» Requirements: Lines that contain the string "Jamaat" are to be copied; leave out all others.

* BEGIN Data for this exercise *

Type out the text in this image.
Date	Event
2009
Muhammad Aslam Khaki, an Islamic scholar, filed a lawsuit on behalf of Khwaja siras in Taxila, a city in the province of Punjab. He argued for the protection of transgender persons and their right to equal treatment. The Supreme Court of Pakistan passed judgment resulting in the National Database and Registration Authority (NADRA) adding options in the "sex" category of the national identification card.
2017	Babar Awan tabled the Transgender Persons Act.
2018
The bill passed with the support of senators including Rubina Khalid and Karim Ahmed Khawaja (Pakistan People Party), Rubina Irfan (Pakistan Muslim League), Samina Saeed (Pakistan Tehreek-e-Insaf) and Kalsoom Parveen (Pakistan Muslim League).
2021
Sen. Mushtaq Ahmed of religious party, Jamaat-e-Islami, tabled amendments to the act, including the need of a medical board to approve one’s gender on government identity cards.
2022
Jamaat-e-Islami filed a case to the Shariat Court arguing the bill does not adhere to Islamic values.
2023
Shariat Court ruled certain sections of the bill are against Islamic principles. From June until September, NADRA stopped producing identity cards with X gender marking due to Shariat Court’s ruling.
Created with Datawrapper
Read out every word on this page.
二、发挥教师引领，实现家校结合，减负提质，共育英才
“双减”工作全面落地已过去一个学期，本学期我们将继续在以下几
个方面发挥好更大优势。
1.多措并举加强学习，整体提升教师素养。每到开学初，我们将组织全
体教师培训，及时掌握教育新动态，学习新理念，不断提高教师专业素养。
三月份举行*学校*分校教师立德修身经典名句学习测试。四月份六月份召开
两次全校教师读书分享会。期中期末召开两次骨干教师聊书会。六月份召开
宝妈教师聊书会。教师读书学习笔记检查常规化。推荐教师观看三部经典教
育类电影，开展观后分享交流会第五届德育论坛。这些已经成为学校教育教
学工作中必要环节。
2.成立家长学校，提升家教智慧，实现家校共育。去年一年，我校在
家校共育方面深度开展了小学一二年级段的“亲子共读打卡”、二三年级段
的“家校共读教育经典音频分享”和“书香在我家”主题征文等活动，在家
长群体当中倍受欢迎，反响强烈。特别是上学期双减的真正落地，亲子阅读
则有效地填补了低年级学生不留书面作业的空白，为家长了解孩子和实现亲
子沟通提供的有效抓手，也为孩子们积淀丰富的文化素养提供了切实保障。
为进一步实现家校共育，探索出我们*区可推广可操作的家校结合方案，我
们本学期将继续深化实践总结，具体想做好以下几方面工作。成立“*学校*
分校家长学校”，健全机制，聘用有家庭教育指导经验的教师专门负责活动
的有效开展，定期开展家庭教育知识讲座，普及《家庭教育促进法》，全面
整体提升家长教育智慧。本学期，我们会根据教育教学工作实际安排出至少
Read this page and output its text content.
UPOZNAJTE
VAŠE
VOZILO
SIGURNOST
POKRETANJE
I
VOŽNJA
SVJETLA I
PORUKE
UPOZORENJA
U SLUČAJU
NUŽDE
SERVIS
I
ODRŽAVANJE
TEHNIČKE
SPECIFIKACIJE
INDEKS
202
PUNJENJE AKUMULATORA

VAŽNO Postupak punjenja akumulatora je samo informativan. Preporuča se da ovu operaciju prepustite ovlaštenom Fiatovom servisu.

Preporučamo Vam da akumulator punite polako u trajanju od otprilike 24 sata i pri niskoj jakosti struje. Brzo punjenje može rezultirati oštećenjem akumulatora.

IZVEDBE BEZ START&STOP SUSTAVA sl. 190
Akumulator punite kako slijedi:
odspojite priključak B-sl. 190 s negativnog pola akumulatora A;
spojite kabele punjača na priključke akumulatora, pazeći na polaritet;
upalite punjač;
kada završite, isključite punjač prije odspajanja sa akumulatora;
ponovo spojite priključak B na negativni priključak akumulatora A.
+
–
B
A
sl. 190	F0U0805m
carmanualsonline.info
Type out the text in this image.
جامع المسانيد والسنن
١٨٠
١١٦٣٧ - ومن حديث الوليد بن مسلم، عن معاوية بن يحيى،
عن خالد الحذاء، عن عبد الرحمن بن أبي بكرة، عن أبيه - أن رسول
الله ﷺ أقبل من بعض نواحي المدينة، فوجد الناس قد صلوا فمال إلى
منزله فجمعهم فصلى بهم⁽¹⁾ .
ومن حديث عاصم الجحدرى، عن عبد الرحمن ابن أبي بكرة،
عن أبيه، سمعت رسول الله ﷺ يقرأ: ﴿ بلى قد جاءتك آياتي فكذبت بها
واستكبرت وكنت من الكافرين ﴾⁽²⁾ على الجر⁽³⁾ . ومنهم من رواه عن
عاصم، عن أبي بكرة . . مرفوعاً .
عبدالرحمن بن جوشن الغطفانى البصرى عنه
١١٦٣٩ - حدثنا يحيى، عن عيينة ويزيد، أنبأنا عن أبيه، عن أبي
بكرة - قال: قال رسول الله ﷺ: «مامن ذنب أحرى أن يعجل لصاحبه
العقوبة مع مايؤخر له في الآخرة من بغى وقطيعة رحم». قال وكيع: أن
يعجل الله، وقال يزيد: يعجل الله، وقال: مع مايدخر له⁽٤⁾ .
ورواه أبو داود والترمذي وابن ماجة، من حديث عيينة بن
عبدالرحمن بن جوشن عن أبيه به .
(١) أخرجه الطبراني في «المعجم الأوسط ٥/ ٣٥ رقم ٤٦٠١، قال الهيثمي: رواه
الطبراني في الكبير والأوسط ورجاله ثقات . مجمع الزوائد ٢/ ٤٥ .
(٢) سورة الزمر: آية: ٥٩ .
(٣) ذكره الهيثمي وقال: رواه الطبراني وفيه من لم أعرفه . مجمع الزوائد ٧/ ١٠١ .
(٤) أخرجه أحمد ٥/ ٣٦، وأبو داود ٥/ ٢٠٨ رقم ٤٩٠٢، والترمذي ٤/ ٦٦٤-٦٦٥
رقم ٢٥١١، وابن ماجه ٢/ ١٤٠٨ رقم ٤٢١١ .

* END Data for this exercise *

» In response:
Sen. Mushtaq Ahmed of religious party, Jamaat-e-Islami, tabled amendments to the act, including the need of a medical board to approve one’s gender on government identity cards.
Jamaat-e-Islami filed a case to the Shariat Court arguing the bill does not adhere to Islamic values.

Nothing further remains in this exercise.